■ **Objective**
Copy every line of the records below where the word "party" occurs.

(Data entries)
— Begin —

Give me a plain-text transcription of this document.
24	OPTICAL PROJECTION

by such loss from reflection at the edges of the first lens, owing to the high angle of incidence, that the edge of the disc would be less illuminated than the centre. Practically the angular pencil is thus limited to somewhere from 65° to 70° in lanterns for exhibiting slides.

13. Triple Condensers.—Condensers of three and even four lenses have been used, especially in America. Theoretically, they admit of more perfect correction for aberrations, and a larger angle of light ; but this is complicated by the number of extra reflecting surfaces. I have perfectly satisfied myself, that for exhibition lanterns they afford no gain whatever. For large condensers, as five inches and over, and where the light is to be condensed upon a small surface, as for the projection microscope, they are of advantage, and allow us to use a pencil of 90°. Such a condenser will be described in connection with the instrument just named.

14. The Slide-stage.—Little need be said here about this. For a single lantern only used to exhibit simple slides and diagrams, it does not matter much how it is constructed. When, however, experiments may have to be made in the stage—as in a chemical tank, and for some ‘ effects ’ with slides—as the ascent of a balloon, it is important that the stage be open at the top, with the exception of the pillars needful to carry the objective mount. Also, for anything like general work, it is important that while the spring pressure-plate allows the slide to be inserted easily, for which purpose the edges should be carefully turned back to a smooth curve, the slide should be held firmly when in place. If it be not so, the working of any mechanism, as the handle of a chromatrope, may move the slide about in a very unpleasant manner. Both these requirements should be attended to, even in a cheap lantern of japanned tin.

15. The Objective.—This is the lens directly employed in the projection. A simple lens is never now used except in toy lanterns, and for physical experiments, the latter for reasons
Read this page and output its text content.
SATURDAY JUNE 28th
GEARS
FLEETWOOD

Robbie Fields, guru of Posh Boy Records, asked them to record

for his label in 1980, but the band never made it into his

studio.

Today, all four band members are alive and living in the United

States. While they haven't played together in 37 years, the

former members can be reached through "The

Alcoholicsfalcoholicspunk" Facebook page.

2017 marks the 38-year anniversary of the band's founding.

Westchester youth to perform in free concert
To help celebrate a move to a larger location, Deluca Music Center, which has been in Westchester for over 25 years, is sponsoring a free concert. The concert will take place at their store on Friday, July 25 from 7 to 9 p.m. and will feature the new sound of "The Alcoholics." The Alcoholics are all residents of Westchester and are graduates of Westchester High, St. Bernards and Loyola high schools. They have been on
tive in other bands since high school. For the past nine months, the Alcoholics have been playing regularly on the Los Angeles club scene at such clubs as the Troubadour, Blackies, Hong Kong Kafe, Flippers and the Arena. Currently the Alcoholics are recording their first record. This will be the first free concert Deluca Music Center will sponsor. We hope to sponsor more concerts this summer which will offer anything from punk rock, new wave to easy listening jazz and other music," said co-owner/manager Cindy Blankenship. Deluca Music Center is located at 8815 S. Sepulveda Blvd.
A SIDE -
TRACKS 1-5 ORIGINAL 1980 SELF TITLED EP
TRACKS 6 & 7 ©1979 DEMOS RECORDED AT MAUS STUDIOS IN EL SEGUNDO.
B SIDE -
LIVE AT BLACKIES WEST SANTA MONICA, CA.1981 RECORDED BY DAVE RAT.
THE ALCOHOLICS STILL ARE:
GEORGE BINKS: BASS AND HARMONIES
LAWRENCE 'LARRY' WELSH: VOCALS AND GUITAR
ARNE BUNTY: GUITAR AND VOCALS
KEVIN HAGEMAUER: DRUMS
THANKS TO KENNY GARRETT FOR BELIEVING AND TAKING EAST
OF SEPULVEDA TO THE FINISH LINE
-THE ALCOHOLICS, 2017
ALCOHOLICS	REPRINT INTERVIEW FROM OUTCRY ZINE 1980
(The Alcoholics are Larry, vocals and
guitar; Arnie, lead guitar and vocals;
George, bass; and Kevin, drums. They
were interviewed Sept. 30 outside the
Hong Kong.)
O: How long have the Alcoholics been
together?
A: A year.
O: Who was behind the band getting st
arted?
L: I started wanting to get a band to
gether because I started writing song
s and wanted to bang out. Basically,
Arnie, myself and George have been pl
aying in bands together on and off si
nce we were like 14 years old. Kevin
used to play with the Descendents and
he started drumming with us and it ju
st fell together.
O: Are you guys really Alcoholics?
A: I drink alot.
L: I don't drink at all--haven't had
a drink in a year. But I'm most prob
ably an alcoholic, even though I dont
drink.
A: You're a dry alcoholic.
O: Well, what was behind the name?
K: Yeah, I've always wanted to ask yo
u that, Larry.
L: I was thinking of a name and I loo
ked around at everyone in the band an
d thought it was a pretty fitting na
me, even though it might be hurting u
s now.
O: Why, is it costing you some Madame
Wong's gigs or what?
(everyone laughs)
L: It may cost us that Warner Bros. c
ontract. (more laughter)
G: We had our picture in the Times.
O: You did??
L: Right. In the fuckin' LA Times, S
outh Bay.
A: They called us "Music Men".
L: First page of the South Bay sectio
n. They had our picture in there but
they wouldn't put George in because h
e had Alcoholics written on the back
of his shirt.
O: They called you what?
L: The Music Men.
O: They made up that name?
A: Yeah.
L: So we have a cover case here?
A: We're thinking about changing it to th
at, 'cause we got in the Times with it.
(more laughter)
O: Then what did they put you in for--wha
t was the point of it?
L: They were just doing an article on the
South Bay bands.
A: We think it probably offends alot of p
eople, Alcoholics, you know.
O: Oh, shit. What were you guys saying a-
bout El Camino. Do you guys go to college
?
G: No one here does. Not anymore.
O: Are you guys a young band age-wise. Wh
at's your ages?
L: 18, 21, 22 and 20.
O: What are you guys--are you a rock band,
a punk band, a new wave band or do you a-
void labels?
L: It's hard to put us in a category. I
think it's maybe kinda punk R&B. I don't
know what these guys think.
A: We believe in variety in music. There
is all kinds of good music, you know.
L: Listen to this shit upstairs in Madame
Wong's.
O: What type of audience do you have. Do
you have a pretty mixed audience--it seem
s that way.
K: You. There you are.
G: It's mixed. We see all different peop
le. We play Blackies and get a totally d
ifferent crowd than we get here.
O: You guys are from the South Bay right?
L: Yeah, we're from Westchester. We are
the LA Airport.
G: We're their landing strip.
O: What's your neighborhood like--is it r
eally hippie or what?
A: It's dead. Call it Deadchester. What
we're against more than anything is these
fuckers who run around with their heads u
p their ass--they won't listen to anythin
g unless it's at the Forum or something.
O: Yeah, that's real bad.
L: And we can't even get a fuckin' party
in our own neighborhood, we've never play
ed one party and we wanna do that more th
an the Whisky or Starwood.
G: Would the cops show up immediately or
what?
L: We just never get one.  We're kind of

— End —

■ **Completed task**
L: And we can't even get a fuckin' party
ed one party and we wanna do that more th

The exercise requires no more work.